(begin)

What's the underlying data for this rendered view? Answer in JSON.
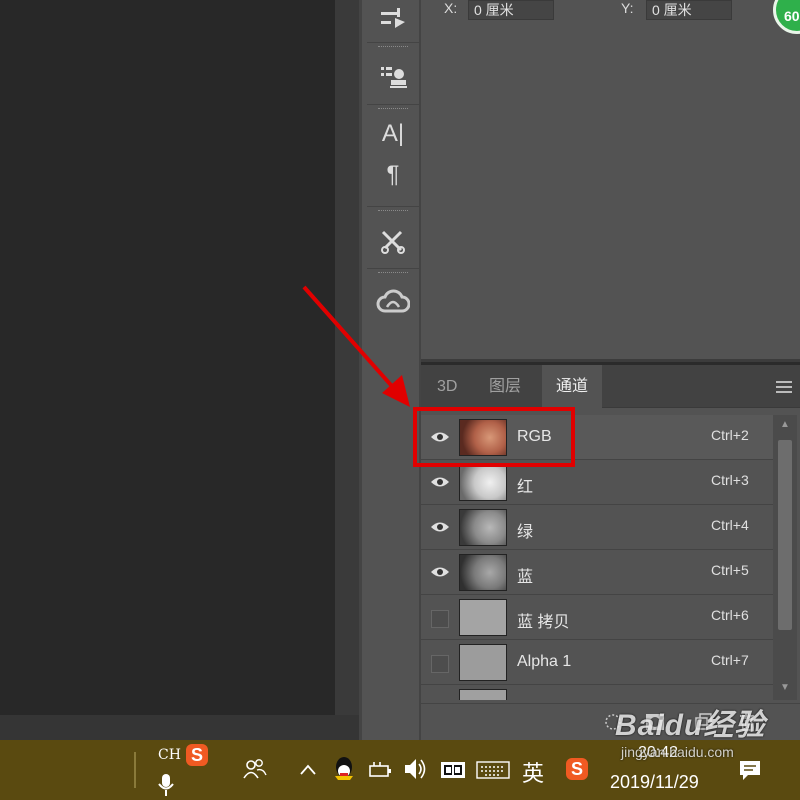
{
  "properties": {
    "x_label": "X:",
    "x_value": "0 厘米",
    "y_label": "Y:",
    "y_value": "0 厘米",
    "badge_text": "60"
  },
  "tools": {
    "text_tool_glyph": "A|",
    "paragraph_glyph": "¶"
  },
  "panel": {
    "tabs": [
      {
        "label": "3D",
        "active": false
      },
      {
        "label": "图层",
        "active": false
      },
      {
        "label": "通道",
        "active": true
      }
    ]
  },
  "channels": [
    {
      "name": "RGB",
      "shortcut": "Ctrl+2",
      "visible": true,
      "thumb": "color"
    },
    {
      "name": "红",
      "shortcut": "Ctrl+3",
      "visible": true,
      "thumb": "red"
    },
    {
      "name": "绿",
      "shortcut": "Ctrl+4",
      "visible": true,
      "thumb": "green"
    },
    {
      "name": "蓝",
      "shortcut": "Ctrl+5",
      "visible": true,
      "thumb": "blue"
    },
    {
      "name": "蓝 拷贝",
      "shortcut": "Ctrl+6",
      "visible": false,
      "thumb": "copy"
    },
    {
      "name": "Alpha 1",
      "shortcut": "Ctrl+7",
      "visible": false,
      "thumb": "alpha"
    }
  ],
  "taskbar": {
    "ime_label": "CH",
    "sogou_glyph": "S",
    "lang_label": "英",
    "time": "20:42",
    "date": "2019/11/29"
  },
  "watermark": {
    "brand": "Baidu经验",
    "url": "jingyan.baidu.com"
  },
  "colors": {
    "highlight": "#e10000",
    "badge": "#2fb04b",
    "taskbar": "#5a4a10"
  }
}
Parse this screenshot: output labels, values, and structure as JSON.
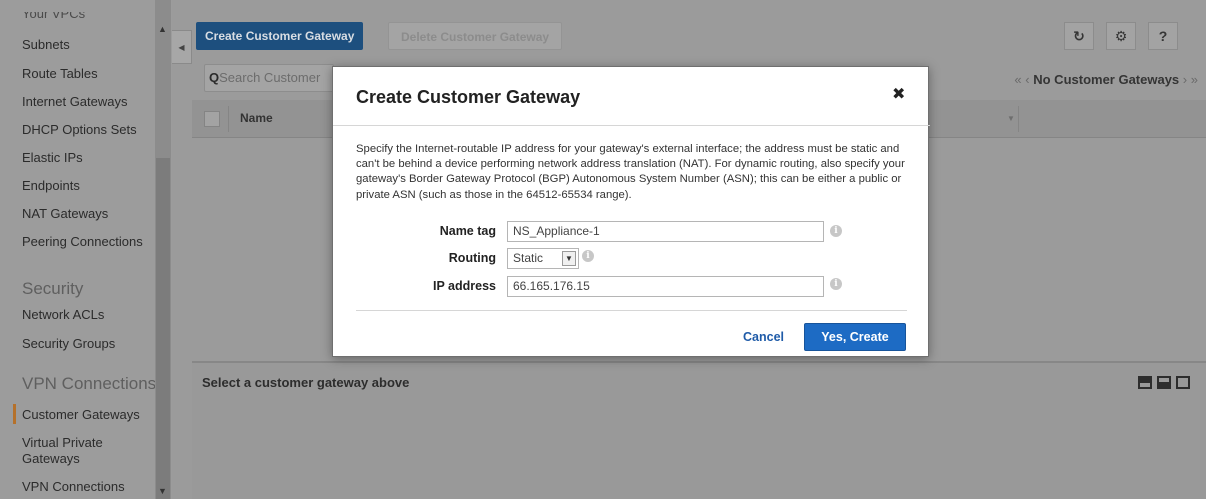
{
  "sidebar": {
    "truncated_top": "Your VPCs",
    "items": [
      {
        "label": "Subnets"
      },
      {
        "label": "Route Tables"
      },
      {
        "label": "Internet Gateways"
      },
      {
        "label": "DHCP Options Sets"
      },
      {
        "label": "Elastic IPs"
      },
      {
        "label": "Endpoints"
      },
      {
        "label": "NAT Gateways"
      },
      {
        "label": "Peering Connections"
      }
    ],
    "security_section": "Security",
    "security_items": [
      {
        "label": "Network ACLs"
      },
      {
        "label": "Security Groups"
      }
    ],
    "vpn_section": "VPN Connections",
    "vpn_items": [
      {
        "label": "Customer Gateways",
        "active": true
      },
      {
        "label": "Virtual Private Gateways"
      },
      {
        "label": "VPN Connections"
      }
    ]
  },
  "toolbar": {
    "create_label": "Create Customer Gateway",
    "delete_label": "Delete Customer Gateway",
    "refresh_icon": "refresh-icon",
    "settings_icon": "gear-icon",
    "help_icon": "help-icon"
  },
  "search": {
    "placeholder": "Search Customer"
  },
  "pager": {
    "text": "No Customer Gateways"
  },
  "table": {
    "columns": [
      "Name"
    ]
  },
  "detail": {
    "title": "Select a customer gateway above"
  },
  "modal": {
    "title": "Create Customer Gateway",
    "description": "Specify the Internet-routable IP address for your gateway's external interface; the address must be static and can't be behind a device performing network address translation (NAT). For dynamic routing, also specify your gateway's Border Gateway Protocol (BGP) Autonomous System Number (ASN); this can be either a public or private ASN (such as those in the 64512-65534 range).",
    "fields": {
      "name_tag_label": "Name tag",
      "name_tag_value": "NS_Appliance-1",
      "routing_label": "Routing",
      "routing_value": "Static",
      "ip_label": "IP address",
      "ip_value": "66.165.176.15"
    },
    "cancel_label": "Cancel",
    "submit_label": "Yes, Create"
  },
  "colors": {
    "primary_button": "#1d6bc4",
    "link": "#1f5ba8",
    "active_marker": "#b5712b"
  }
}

(end)
(begin)

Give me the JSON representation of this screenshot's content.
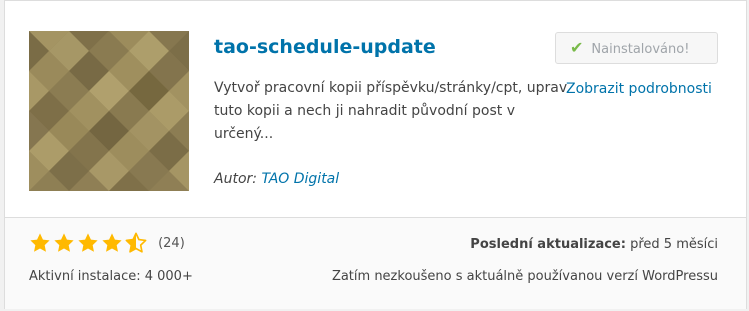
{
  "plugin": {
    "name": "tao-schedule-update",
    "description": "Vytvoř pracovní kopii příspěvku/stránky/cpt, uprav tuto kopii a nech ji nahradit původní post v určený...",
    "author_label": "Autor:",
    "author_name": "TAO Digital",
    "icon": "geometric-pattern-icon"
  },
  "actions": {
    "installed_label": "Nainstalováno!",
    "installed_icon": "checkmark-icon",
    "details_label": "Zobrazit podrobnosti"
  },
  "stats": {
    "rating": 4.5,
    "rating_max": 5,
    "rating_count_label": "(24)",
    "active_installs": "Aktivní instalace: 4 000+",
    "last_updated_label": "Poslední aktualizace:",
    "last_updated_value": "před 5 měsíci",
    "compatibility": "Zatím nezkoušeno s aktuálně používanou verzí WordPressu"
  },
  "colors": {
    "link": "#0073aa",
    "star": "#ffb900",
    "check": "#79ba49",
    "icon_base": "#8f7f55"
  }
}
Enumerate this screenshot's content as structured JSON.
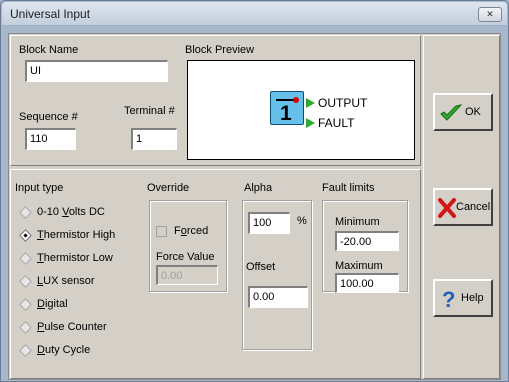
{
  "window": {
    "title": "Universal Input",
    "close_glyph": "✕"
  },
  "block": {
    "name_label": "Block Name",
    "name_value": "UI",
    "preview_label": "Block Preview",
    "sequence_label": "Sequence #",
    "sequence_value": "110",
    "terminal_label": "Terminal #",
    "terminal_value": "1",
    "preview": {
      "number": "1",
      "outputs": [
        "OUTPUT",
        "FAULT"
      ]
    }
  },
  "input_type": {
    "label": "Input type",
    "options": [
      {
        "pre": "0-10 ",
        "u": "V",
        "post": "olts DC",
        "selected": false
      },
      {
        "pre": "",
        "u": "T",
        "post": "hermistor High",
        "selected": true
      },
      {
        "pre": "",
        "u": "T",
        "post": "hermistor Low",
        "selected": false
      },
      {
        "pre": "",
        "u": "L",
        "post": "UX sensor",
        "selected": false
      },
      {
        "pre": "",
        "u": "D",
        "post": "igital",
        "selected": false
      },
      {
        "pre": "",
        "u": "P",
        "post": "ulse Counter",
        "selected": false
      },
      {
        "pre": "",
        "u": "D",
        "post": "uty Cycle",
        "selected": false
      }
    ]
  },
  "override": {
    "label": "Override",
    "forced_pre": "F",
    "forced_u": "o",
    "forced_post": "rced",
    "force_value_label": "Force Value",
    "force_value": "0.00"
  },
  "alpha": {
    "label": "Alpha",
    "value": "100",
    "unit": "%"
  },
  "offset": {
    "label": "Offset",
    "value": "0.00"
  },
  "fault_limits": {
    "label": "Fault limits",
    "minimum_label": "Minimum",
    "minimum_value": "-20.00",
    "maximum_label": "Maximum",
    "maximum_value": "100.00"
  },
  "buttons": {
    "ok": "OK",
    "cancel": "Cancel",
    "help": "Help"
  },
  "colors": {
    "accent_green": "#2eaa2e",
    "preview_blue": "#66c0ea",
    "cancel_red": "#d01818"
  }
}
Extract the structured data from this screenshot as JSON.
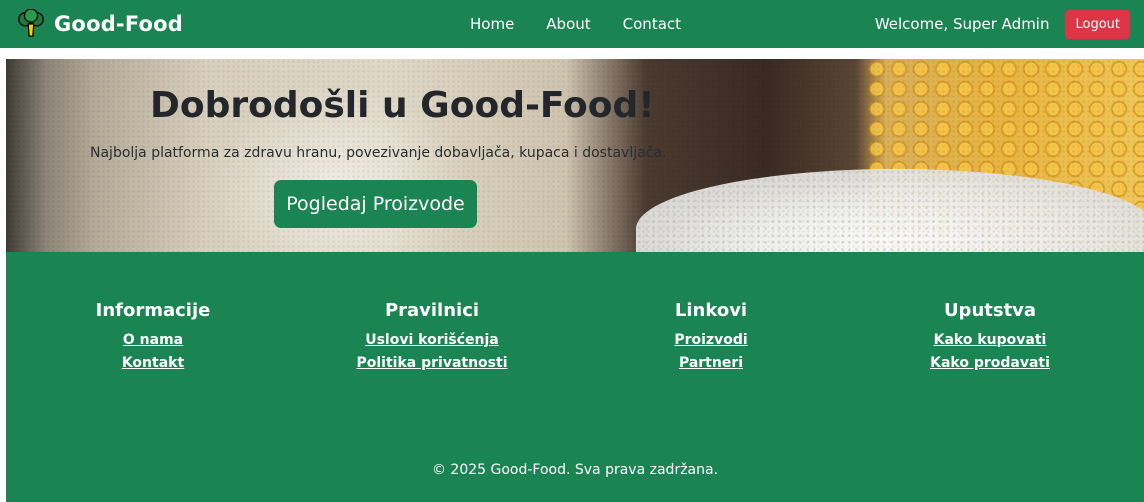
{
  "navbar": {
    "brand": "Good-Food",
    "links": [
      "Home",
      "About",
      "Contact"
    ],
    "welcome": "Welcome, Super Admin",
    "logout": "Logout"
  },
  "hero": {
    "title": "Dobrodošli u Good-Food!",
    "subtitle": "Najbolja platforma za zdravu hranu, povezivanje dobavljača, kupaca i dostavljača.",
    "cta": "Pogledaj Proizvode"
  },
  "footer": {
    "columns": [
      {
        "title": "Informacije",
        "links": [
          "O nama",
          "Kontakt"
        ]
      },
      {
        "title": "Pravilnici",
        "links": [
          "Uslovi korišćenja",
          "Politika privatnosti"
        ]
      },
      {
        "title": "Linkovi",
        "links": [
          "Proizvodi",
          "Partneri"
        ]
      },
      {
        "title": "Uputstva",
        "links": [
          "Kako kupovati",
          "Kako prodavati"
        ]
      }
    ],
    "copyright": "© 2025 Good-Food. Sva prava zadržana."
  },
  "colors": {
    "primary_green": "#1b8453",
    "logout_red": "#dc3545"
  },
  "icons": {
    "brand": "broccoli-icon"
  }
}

(end)

**Problem requirements:**
Search the entries for the word "Create" and copy every line that has it.

**Output of the exercise:**
    "create_label": "Create Customer Gateway",
    "title": "Create Customer Gateway",
    "submit_label": "Yes, Create"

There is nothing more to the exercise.